▶ _Stated exercise_
Quote every line of the material beneath this one.

▶ _Supplied material_
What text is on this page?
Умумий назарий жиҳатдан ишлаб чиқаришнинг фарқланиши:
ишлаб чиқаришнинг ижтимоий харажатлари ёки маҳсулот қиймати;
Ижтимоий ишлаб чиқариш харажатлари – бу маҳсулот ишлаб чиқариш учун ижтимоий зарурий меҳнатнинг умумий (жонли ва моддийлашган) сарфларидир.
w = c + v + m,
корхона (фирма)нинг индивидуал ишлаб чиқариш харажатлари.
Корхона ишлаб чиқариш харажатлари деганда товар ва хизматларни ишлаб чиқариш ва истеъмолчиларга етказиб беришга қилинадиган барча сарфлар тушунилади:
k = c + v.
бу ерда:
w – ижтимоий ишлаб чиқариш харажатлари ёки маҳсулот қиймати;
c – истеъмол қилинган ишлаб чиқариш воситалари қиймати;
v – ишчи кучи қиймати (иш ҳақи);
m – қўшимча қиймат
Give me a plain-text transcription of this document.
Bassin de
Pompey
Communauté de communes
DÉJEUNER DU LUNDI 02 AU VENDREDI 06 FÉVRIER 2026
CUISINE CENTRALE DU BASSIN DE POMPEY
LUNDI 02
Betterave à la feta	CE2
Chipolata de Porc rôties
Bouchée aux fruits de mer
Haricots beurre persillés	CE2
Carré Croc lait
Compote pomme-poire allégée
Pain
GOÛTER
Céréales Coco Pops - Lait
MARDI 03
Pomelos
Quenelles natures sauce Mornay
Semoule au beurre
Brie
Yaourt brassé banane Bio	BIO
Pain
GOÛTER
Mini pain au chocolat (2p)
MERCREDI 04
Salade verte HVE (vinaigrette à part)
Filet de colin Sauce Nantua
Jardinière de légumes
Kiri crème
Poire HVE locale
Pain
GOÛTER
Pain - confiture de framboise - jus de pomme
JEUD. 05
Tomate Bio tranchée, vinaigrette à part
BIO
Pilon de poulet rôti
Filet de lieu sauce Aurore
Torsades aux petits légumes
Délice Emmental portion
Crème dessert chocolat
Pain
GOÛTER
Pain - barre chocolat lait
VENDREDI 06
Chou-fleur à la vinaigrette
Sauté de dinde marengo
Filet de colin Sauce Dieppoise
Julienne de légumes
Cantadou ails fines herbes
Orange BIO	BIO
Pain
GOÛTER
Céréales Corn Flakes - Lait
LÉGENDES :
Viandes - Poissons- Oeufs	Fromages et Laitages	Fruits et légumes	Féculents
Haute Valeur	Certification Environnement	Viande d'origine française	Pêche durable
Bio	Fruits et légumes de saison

▶ _Solution to this exercise_
What text is on this page?
Умумий назарий жиҳатдан ишлаб чиқаришнинг фарқланиши:
ишлаб чиқаришнинг ижтимоий харажатлари ёки маҳсулот қиймати;
Ижтимоий ишлаб чиқариш харажатлари – бу маҳсулот ишлаб чиқариш учун ижтимоий зарурий меҳнатнинг умумий (жонли ва моддийлашган) сарфларидир.
w = c + v + m,
корхона (фирма)нинг индивидуал ишлаб чиқариш харажатлари.
Корхона ишлаб чиқариш харажатлари деганда товар ва хизматларни ишлаб чиқариш ва истеъмолчиларга етказиб беришга қилинадиган барча сарфлар тушунилади:
k = c + v.
бу ерда:
w – ижтимоий ишлаб чиқариш харажатлари ёки маҳсулот қиймати;
c – истеъмол қилинган ишлаб чиқариш воситалари қиймати;
v – ишчи кучи қиймати (иш ҳақи);
m – қўшимча қиймат
Give me a plain-text transcription of this document.
Bassin de
Pompey
Communauté de communes
DÉJEUNER DU LUNDI 02 AU VENDREDI 06 FÉVRIER 2026
CUISINE CENTRALE DU BASSIN DE POMPEY
LUNDI 02
Betterave à la feta	CE2
Chipolata de Porc rôties
Bouchée aux fruits de mer
Haricots beurre persillés	CE2
Carré Croc lait
Compote pomme-poire allégée
Pain
GOÛTER
Céréales Coco Pops - Lait
MARDI 03
Pomelos
Quenelles natures sauce Mornay
Semoule au beurre
Brie
Yaourt brassé banane Bio	BIO
Pain
GOÛTER
Mini pain au chocolat (2p)
MERCREDI 04
Salade verte HVE (vinaigrette à part)
Filet de colin Sauce Nantua
Jardinière de légumes
Kiri crème
Poire HVE locale
Pain
GOÛTER
Pain - confiture de framboise - jus de pomme
JEUD. 05
Tomate Bio tranchée, vinaigrette à part
BIO
Pilon de poulet rôti
Filet de lieu sauce Aurore
Torsades aux petits légumes
Délice Emmental portion
Crème dessert chocolat
Pain
GOÛTER
Pain - barre chocolat lait
VENDREDI 06
Chou-fleur à la vinaigrette
Sauté de dinde marengo
Filet de colin Sauce Dieppoise
Julienne de légumes
Cantadou ails fines herbes
Orange BIO	BIO
Pain
GOÛTER
Céréales Corn Flakes - Lait
LÉGENDES :
Viandes - Poissons- Oeufs	Fromages et Laitages	Fruits et légumes	Féculents
Haute Valeur	Certification Environnement	Viande d'origine française	Pêche durable
Bio	Fruits et légumes de saison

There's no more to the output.